What this task involves:
Render the material from its first line through the line containing "page-title: 主流通证 <box>78 44 310 109</box>" as a numbered list, omitting any blank lines.

Data records:
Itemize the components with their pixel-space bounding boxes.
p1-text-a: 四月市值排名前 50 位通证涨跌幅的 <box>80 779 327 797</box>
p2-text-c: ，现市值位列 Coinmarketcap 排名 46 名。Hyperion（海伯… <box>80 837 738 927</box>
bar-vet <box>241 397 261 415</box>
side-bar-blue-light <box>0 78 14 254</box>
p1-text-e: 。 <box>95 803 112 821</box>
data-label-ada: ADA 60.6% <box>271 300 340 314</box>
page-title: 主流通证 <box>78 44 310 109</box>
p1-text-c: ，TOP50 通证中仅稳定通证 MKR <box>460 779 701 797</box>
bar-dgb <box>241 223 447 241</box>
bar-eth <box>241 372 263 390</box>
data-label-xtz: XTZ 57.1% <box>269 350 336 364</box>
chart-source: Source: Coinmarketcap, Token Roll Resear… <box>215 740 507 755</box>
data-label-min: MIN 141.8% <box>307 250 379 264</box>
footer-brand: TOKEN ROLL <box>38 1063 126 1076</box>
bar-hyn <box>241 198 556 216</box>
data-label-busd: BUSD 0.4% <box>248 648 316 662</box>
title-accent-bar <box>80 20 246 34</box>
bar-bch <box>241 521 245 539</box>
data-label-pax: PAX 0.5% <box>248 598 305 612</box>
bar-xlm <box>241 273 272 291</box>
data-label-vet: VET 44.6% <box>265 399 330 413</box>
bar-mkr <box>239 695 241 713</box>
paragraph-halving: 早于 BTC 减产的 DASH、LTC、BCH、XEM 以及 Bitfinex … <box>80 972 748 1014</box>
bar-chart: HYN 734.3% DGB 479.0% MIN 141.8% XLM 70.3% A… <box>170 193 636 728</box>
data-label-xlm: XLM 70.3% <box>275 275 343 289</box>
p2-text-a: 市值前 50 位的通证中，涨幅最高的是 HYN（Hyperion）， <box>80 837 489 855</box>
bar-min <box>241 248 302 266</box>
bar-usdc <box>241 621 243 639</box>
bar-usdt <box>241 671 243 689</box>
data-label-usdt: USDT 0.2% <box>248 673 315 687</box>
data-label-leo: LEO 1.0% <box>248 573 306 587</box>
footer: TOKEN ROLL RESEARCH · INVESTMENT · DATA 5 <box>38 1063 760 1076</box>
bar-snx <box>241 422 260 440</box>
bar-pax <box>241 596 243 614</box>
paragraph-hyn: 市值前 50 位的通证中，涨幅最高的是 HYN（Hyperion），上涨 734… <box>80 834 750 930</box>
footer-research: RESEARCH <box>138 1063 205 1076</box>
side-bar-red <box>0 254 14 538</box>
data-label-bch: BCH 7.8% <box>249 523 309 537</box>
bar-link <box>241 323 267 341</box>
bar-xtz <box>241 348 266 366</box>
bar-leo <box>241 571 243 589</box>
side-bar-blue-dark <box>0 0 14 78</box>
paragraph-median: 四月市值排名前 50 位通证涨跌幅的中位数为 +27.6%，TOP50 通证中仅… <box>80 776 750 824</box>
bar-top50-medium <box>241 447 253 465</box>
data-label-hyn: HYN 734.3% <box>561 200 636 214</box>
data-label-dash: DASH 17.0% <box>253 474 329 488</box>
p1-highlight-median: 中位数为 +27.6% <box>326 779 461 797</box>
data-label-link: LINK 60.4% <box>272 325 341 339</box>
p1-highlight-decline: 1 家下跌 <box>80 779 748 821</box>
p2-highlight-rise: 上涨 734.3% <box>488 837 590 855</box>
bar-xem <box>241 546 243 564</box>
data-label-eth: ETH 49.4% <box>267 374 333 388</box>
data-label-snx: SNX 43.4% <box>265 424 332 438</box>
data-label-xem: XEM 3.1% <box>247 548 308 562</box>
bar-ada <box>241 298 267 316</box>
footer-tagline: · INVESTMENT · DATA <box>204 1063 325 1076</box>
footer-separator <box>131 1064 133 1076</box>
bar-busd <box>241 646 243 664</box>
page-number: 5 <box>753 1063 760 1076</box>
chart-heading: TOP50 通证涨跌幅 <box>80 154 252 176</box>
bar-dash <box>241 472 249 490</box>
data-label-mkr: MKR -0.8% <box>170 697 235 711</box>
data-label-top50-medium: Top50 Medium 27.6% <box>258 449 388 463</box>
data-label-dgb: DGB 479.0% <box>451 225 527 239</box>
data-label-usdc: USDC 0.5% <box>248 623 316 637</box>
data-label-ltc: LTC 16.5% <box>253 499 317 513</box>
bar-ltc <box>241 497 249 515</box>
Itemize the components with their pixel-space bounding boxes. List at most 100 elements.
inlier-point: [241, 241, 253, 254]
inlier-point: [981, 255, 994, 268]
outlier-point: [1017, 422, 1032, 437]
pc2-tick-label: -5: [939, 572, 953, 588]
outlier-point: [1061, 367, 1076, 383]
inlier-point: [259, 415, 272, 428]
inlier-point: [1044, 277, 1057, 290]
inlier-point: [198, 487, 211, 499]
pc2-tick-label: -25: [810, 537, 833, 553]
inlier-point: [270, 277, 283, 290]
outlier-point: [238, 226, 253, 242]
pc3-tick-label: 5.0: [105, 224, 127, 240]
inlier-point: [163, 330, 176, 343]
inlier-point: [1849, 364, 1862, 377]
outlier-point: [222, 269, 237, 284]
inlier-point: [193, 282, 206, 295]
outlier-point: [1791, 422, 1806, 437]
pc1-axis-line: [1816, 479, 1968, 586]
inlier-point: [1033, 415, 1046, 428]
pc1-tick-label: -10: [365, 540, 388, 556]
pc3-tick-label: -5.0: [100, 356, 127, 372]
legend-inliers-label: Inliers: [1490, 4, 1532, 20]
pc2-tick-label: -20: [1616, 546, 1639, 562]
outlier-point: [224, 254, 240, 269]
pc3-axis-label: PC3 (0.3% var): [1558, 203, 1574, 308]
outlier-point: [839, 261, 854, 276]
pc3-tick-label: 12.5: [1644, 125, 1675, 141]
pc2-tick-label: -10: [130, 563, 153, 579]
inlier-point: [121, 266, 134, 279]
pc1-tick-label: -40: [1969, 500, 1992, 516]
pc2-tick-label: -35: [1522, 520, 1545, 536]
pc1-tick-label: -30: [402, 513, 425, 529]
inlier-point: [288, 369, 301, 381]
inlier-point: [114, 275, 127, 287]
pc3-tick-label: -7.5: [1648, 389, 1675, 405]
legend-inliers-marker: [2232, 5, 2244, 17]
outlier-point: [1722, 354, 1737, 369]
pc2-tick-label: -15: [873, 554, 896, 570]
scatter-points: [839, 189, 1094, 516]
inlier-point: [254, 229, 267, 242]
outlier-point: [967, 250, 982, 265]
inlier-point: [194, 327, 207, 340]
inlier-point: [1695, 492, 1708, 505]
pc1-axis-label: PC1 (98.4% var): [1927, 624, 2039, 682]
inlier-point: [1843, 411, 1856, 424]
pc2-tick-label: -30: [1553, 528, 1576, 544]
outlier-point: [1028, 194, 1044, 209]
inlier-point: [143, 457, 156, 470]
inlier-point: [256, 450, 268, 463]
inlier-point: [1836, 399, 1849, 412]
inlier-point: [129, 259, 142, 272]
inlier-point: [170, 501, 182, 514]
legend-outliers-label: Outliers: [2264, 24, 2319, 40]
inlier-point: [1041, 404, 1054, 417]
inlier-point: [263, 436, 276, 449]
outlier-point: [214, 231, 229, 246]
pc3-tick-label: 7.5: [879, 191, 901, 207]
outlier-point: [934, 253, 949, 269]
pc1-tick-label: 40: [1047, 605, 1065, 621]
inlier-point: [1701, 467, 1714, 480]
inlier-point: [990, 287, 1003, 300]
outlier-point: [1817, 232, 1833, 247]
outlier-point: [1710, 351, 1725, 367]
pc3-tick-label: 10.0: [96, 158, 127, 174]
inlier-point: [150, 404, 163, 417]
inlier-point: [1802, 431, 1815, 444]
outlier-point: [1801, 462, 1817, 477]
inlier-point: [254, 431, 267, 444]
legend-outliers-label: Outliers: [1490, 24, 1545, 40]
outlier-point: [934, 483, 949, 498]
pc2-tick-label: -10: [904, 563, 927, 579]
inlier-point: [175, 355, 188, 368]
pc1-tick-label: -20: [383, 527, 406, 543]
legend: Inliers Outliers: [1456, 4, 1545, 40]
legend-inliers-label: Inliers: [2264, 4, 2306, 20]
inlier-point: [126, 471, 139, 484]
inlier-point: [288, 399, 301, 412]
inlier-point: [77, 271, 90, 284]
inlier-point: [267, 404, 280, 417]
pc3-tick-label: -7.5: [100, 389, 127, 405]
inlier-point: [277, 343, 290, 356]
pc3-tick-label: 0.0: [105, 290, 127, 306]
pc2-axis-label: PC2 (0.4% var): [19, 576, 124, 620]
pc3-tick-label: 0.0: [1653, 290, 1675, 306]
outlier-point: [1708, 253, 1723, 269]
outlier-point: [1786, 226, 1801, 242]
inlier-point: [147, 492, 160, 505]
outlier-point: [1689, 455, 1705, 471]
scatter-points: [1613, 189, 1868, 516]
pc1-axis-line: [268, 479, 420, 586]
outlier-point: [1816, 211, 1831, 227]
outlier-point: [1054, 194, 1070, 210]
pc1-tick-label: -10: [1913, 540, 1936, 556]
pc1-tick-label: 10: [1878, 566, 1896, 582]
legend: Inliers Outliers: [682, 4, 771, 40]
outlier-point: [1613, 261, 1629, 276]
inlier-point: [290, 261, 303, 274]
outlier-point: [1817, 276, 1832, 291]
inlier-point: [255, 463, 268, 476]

Exercise response:
1. Itemize the components with their pixel-space bounding boxes.
2. p1-text-a: 四月市值排名前 50 位通证涨跌幅的 <box>80 779 327 797</box>
3. p2-text-c: ，现市值位列 Coinmarketcap 排名 46 名。Hyperion（海伯… <box>80 837 738 927</box>
4. bar-vet <box>241 397 261 415</box>
5. side-bar-blue-light <box>0 78 14 254</box>
6. p1-text-e: 。 <box>95 803 112 821</box>
7. data-label-ada: ADA 60.6% <box>271 300 340 314</box>
8. page-title: 主流通证 <box>78 44 310 109</box>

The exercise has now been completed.